* Task *
Gather each line of the entries below that includes "title".

* Data supplied *
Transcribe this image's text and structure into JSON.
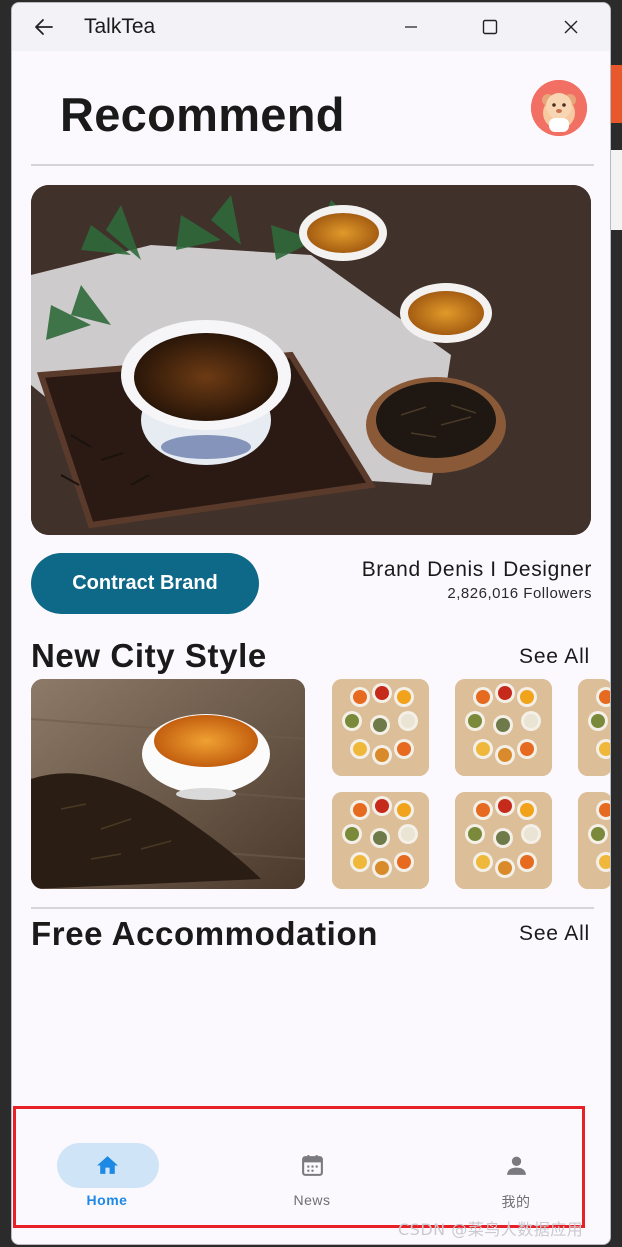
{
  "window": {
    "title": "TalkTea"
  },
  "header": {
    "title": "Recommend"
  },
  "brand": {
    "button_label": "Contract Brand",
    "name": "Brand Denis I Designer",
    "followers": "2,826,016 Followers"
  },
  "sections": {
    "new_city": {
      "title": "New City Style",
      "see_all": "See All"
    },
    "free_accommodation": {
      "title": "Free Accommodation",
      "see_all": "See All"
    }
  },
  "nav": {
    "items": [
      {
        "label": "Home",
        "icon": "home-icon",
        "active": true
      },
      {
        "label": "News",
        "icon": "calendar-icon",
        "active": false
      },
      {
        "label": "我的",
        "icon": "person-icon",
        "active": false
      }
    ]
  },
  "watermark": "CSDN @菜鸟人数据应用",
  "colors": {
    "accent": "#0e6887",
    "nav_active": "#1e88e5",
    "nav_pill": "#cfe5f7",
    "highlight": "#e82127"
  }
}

* Solution for this problem *
    "title": "TalkTea"
    "title": "Recommend"
      "title": "New City Style",
      "title": "Free Accommodation",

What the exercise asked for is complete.